**Short problem:**
Determine which lines contain the word "title", then copy those lines.

#### Material shown ####

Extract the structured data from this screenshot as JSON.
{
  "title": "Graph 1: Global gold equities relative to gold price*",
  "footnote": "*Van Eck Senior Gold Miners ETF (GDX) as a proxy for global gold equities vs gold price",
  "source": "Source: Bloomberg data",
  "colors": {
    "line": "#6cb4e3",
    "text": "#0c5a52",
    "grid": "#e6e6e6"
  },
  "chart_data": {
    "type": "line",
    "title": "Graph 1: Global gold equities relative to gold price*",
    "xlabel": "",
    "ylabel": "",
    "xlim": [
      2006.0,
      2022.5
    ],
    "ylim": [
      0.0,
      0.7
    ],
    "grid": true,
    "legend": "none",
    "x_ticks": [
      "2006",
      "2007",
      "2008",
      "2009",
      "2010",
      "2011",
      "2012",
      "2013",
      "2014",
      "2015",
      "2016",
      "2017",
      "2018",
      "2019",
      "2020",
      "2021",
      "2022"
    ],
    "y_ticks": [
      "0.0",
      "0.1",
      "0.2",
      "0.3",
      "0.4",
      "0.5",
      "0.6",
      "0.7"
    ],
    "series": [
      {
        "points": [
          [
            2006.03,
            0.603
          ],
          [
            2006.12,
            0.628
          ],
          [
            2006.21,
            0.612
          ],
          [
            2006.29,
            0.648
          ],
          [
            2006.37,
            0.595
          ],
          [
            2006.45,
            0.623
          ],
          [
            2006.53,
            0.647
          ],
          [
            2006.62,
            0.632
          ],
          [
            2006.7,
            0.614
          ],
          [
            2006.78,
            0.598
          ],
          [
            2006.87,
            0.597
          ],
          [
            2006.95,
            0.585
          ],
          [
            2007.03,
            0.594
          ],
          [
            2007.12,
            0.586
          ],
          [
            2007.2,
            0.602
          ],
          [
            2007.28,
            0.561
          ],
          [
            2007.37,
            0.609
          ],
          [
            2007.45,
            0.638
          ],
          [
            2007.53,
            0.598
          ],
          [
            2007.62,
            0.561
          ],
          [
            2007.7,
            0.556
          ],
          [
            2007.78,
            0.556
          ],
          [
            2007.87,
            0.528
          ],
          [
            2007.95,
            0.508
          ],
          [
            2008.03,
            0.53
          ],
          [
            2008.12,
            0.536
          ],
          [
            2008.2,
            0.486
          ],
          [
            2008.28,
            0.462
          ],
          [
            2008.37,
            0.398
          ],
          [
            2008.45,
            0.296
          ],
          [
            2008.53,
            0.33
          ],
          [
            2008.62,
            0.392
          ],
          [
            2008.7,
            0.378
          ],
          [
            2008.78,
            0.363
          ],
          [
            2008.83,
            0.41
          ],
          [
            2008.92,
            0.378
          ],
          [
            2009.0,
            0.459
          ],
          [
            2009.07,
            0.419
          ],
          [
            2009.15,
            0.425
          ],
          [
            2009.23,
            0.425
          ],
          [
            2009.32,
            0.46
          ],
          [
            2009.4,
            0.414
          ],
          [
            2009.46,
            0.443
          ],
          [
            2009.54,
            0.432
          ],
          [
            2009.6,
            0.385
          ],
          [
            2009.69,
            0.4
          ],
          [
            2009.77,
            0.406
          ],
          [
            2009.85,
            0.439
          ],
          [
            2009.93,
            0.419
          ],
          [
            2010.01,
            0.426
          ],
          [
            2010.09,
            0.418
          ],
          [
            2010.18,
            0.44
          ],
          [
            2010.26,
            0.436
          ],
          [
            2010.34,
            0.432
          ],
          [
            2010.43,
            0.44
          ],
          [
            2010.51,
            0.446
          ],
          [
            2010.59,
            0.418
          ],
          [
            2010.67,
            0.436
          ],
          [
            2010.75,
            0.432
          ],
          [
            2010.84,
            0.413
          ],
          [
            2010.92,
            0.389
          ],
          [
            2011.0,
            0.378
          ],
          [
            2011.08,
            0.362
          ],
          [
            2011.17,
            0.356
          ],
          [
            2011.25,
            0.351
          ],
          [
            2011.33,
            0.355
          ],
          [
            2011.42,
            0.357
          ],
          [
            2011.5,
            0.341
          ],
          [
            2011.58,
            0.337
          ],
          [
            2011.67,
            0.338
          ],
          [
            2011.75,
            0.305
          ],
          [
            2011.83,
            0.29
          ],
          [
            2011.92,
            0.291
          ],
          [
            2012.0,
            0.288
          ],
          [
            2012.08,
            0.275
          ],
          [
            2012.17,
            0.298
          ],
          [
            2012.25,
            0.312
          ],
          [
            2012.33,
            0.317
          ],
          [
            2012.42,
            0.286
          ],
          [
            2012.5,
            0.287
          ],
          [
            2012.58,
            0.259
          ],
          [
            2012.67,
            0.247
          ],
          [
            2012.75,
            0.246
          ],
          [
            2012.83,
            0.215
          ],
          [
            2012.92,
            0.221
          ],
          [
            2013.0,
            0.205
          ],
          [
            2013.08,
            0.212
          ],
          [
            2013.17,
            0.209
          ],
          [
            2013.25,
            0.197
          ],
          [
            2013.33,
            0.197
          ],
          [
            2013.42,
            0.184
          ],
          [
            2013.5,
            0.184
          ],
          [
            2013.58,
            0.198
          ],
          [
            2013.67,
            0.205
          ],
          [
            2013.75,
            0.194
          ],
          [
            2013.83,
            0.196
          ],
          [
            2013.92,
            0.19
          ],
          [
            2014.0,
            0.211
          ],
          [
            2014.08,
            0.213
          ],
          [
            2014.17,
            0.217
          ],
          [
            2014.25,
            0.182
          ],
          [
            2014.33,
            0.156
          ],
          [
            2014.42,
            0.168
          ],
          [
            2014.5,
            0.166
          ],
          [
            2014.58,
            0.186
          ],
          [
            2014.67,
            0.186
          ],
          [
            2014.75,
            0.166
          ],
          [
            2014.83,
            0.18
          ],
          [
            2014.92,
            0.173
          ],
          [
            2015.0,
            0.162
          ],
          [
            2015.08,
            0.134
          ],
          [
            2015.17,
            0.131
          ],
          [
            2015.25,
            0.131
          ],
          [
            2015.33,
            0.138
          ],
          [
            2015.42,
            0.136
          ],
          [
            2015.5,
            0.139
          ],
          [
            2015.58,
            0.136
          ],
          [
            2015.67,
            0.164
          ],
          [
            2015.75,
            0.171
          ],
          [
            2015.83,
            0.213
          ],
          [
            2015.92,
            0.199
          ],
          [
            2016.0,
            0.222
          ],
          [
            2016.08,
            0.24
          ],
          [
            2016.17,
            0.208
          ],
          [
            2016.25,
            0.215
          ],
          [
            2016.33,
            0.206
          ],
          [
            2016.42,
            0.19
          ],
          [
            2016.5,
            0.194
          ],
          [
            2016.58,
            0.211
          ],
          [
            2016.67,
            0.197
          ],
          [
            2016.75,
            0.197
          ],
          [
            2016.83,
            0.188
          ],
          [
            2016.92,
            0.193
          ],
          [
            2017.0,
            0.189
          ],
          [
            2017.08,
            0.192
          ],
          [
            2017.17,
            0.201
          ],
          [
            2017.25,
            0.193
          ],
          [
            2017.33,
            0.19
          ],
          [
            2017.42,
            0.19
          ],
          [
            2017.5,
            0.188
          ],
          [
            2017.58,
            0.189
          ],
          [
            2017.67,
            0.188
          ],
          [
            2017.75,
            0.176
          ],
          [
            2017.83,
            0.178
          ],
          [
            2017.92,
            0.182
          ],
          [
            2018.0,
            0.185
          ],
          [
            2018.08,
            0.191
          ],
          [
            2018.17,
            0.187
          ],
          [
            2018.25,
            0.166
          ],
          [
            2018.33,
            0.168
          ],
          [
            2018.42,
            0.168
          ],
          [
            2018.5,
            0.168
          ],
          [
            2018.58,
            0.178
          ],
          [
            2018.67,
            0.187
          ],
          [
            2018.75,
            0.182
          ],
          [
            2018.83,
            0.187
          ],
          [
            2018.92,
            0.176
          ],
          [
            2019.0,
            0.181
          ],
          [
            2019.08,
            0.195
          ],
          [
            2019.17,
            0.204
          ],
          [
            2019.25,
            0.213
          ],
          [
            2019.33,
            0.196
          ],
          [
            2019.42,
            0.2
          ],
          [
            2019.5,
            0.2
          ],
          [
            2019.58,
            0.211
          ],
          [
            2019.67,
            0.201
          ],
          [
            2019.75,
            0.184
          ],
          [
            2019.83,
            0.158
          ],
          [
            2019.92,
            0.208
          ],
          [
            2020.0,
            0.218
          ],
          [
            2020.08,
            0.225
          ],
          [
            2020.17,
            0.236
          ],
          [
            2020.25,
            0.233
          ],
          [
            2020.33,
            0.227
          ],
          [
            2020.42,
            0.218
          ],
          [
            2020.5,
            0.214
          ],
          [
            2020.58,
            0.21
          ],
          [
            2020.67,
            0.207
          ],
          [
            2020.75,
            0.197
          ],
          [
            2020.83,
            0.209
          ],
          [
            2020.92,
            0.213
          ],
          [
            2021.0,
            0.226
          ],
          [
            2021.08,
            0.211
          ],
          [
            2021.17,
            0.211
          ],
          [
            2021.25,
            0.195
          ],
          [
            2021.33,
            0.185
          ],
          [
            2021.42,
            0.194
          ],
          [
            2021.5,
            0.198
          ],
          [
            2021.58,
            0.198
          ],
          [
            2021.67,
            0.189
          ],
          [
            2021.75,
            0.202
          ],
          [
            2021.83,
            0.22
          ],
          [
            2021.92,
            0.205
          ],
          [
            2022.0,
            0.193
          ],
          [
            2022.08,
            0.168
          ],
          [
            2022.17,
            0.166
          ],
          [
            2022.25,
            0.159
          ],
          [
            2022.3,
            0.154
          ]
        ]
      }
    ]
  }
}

####

**Exercise response:**
  "title": "Graph 1: Global gold equities relative to gold price*",
    "title": "Graph 1: Global gold equities relative to gold price*",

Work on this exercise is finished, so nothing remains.